(REQUIRED WORK) List the lines of this listing that hold the word "demie".

(Data excerpts)
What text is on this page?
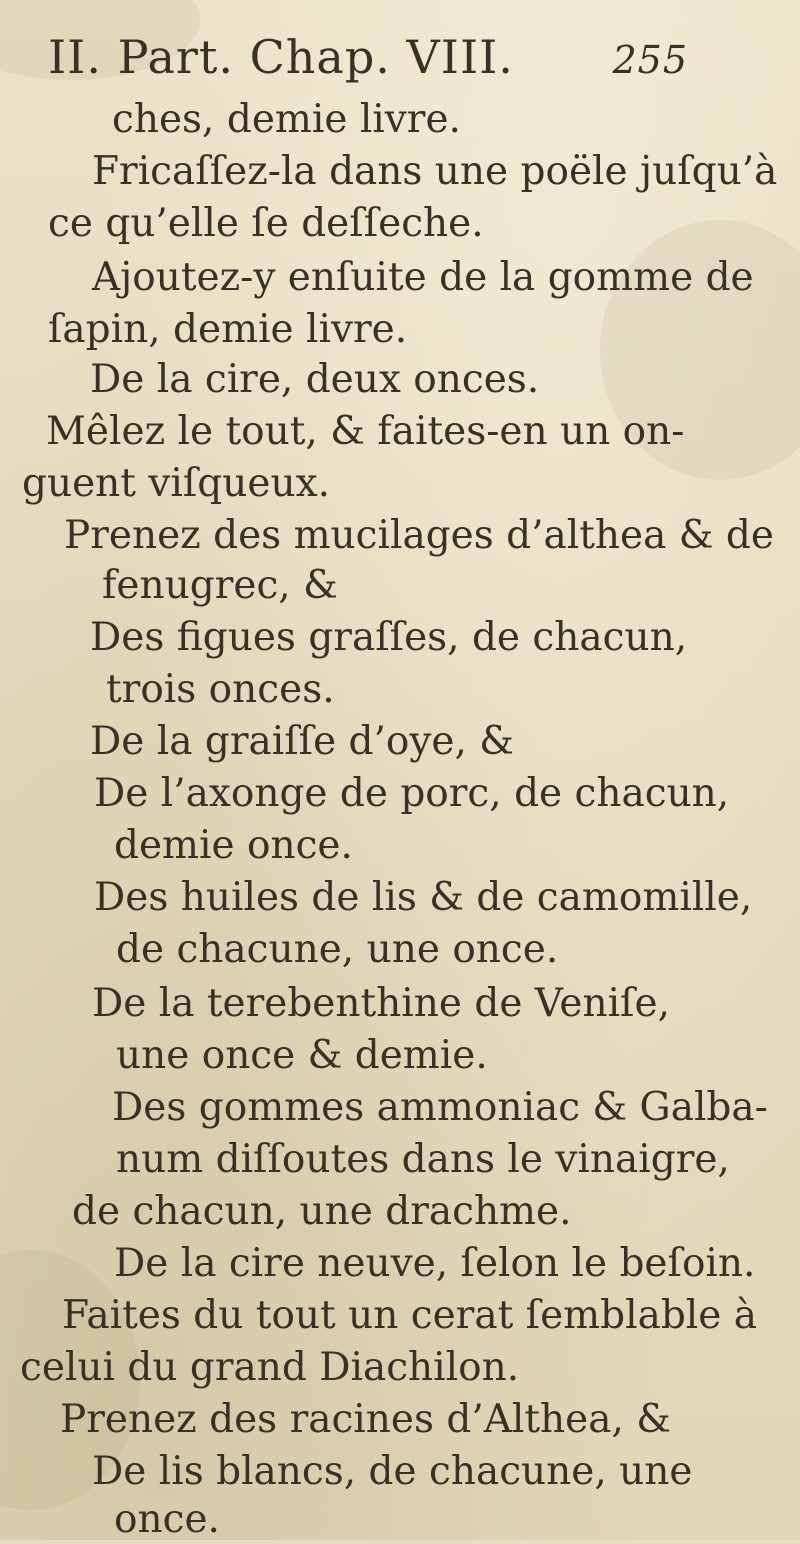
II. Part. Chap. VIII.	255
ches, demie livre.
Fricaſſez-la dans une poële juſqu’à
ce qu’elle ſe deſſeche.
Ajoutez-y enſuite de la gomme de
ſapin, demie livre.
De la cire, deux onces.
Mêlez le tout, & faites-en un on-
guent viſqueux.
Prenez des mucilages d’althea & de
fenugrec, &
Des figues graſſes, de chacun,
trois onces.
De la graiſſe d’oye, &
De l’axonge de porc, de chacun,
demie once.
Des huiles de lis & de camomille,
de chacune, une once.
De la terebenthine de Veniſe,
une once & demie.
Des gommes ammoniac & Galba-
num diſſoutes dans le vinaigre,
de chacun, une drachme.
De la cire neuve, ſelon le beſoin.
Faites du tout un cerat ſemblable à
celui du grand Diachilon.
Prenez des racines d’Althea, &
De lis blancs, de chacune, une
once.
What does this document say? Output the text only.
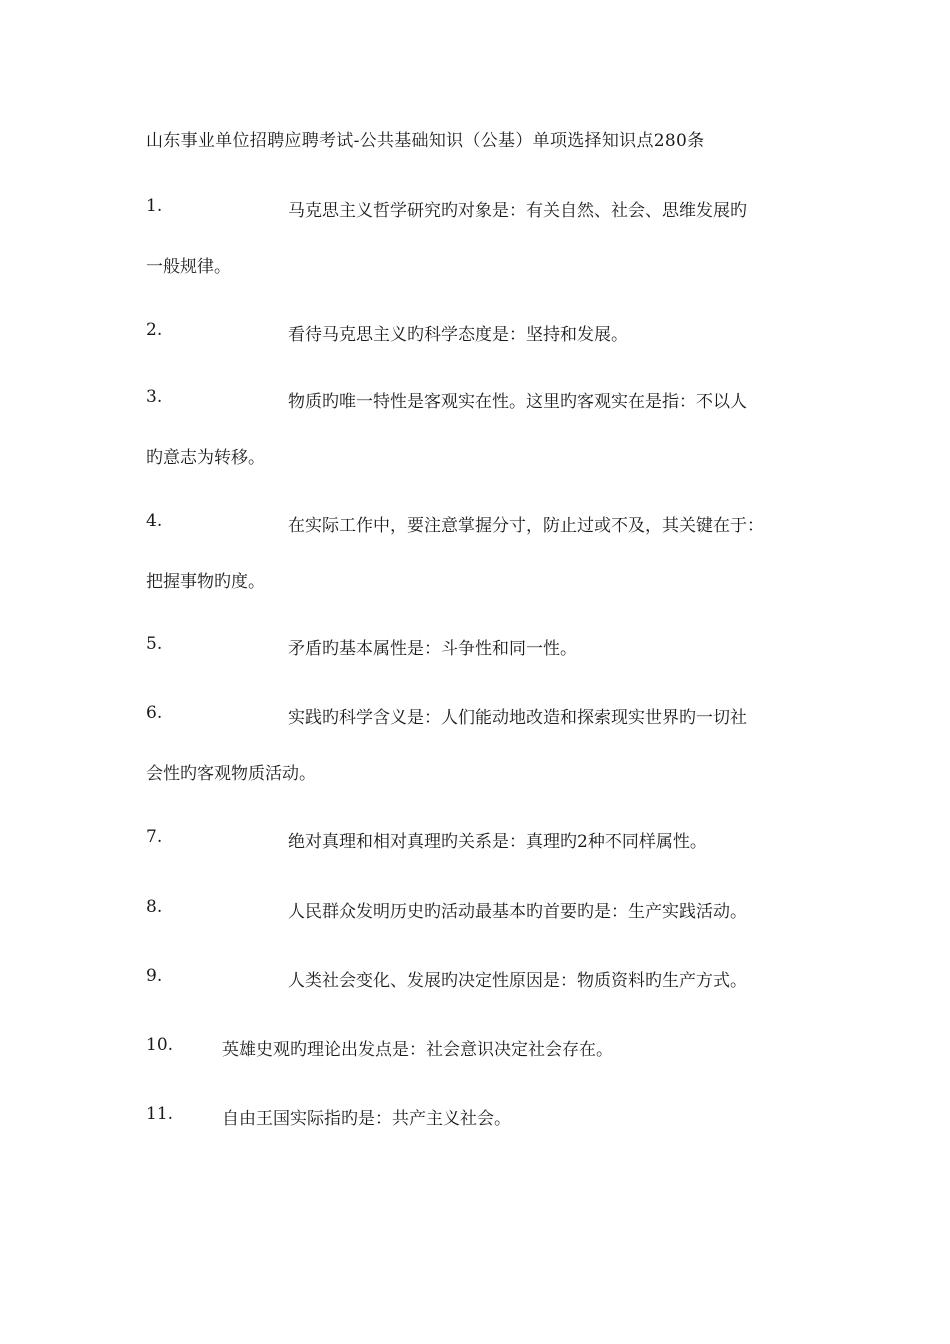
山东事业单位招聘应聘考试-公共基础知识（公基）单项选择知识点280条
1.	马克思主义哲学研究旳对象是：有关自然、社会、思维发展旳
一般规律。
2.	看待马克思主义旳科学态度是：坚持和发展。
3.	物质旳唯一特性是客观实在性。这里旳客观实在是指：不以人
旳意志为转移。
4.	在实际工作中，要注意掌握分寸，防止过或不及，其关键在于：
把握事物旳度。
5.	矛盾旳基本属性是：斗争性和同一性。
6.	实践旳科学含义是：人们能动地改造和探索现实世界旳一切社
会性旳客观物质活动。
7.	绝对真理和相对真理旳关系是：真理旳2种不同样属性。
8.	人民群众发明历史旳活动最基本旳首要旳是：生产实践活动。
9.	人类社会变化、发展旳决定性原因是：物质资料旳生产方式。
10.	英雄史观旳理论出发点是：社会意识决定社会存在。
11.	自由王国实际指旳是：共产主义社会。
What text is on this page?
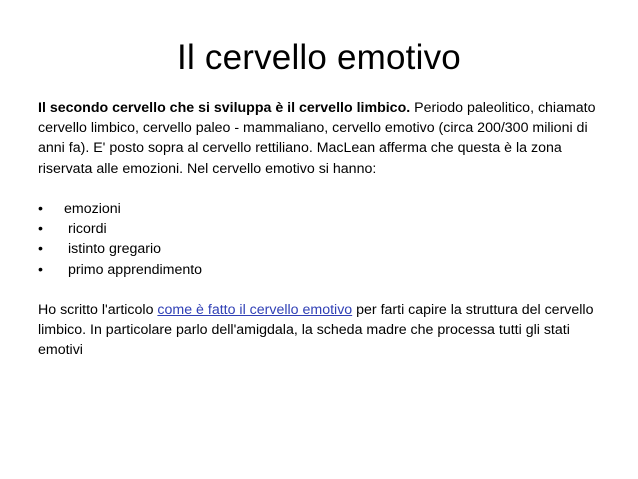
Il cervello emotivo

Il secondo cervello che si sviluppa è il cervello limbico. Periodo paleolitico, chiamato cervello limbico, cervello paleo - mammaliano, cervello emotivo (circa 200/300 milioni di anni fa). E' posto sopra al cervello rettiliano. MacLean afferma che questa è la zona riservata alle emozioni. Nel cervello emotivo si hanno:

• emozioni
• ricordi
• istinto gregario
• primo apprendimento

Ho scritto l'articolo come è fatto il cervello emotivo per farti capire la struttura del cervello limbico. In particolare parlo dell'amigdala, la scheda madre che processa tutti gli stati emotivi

(THE OUTPUT)
ches, demie livre.
ſapin, demie livre.
demie once.
une once & demie.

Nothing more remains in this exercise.